# [Exercise]
Would it be possible to quote, exactly and in full, the lines from the one with "What's the underlying" through the end of the entries below?

# [Entries shown]
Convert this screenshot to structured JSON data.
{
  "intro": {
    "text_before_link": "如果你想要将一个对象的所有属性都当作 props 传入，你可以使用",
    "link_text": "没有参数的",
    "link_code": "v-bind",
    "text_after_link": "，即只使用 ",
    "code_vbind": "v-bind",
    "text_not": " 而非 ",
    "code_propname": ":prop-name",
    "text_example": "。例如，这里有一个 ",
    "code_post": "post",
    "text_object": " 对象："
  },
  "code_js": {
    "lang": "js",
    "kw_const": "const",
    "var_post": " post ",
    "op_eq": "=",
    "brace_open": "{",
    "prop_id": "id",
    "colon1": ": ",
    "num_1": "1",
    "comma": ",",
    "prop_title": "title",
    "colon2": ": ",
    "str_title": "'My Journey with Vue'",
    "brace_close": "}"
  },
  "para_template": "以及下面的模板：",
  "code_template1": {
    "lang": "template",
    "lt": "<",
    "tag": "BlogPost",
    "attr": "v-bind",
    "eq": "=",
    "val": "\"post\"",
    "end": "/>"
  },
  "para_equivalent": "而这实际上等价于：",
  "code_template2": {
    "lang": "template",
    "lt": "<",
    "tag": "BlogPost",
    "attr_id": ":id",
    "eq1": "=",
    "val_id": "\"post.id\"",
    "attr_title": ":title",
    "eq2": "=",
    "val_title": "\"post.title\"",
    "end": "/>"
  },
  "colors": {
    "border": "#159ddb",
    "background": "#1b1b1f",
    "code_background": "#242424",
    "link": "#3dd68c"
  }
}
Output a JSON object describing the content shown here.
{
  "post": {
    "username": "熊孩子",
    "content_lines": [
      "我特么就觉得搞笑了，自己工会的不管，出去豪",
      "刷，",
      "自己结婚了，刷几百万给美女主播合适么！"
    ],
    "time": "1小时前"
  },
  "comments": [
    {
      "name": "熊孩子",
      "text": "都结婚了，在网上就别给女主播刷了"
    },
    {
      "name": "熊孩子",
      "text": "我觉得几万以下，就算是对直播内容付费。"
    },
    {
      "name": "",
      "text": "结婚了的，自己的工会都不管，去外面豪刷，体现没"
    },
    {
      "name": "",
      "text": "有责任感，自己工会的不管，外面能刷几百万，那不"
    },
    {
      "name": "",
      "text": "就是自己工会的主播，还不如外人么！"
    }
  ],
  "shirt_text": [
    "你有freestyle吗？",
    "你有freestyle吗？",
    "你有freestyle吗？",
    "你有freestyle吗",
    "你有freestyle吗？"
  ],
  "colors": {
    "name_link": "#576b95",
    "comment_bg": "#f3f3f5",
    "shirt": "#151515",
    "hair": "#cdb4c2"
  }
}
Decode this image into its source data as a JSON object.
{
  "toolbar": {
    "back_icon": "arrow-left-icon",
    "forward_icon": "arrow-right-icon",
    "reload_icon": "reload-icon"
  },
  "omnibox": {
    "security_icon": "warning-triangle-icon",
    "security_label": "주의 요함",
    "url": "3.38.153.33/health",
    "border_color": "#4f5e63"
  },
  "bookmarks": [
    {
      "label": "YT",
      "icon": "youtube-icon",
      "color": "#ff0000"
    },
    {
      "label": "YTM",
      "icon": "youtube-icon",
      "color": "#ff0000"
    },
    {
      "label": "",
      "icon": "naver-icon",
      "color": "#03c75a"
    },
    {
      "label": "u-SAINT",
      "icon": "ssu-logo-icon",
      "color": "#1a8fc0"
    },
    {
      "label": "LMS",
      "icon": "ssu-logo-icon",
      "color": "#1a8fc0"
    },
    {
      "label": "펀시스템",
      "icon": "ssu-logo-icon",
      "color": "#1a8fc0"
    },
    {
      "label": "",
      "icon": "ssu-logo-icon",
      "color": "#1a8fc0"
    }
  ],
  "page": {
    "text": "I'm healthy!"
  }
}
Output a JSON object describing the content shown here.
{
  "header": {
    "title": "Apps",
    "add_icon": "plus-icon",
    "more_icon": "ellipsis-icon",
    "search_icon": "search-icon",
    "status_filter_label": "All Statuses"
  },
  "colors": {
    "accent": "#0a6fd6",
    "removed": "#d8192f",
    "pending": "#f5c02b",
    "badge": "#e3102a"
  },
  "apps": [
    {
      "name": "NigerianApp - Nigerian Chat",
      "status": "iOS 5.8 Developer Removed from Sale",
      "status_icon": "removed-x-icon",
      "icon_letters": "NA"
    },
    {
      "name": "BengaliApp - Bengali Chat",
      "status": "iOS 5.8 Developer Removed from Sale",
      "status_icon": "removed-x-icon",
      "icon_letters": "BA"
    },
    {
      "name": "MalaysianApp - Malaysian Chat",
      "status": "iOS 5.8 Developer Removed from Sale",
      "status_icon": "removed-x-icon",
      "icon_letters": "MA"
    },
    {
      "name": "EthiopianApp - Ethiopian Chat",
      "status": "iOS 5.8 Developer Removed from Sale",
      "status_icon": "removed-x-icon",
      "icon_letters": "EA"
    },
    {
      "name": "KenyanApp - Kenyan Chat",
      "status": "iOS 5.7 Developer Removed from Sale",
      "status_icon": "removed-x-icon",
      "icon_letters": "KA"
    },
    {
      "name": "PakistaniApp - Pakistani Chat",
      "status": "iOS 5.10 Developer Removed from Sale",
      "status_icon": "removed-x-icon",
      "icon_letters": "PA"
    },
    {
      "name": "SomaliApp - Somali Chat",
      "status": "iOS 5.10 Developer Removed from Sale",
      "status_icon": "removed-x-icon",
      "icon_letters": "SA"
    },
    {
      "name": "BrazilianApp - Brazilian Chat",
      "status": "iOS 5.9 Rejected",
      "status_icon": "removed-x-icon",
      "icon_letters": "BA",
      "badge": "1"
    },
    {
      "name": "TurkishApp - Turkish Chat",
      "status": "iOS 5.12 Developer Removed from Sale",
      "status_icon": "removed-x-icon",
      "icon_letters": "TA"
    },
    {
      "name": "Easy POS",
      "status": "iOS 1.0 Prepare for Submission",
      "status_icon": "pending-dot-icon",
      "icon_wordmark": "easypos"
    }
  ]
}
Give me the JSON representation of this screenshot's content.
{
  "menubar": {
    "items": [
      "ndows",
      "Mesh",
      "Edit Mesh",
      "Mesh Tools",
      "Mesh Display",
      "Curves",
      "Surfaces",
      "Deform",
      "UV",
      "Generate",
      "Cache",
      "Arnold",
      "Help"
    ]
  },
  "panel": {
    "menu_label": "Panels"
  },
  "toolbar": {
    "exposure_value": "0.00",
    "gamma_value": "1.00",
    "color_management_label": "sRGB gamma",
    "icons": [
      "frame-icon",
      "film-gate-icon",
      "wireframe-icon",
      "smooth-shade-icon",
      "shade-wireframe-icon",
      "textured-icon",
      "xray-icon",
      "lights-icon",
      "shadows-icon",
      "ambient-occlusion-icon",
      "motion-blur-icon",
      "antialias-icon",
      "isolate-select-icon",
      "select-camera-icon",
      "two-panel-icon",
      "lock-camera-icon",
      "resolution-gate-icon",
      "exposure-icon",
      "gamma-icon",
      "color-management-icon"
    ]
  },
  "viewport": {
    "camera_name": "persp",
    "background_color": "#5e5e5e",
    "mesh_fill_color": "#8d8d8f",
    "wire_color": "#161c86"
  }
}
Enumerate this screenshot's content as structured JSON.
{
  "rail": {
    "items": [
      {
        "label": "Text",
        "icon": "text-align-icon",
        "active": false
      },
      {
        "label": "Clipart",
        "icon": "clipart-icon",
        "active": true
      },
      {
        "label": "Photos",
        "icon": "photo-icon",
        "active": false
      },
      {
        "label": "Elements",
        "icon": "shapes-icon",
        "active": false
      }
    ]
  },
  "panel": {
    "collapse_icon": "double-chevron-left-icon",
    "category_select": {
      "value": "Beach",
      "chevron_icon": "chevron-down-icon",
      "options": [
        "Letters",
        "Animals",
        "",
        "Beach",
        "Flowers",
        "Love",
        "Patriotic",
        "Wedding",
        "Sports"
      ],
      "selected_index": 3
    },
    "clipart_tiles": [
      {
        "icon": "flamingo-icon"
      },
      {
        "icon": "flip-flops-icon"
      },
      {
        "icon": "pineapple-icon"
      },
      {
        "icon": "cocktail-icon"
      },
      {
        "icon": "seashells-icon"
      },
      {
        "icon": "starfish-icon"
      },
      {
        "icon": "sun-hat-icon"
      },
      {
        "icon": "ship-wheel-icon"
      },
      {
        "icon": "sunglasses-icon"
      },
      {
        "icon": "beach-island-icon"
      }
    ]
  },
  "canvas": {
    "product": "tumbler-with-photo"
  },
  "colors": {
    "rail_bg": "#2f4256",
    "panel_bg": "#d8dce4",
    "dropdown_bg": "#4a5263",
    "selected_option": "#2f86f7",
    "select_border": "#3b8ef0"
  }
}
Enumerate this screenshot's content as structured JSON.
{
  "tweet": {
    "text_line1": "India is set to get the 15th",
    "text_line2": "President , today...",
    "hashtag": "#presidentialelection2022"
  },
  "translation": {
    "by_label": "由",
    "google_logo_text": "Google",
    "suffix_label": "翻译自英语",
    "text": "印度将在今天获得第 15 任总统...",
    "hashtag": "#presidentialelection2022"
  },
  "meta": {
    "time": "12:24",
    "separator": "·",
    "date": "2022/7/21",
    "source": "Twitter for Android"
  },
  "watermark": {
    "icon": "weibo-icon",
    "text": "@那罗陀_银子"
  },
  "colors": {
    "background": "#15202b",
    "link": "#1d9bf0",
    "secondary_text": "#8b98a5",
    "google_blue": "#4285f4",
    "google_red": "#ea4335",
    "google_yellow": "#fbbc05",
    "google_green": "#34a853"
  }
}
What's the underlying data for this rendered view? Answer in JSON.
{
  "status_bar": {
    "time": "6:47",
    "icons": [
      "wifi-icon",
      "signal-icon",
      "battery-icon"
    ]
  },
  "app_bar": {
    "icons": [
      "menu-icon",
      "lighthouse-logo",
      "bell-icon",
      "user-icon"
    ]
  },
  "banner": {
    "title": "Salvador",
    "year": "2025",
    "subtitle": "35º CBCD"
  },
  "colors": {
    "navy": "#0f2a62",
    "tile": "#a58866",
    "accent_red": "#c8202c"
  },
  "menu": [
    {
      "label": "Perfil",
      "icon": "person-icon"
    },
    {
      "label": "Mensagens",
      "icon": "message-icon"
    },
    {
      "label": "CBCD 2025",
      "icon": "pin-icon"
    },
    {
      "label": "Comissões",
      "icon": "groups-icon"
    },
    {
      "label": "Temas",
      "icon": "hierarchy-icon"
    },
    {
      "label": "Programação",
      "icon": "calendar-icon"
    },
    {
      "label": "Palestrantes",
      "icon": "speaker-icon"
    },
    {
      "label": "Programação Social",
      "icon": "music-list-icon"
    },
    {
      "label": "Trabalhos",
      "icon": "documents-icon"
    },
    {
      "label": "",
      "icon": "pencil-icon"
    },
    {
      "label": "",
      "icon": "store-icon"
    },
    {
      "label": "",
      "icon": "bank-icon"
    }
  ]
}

# [Task result]
What's the underlying data for this rendered view? Answer in JSON.
{
  "status_bar": {
    "time": "6:47",
    "icons": [
      "wifi-icon",
      "signal-icon",
      "battery-icon"
    ]
  },
  "app_bar": {
    "icons": [
      "menu-icon",
      "lighthouse-logo",
      "bell-icon",
      "user-icon"
    ]
  },
  "banner": {
    "title": "Salvador",
    "year": "2025",
    "subtitle": "35º CBCD"
  },
  "colors": {
    "navy": "#0f2a62",
    "tile": "#a58866",
    "accent_red": "#c8202c"
  },
  "menu": [
    {
      "label": "Perfil",
      "icon": "person-icon"
    },
    {
      "label": "Mensagens",
      "icon": "message-icon"
    },
    {
      "label": "CBCD 2025",
      "icon": "pin-icon"
    },
    {
      "label": "Comissões",
      "icon": "groups-icon"
    },
    {
      "label": "Temas",
      "icon": "hierarchy-icon"
    },
    {
      "label": "Programação",
      "icon": "calendar-icon"
    },
    {
      "label": "Palestrantes",
      "icon": "speaker-icon"
    },
    {
      "label": "Programação Social",
      "icon": "music-list-icon"
    },
    {
      "label": "Trabalhos",
      "icon": "documents-icon"
    },
    {
      "label": "",
      "icon": "pencil-icon"
    },
    {
      "label": "",
      "icon": "store-icon"
    },
    {
      "label": "",
      "icon": "bank-icon"
    }
  ]
}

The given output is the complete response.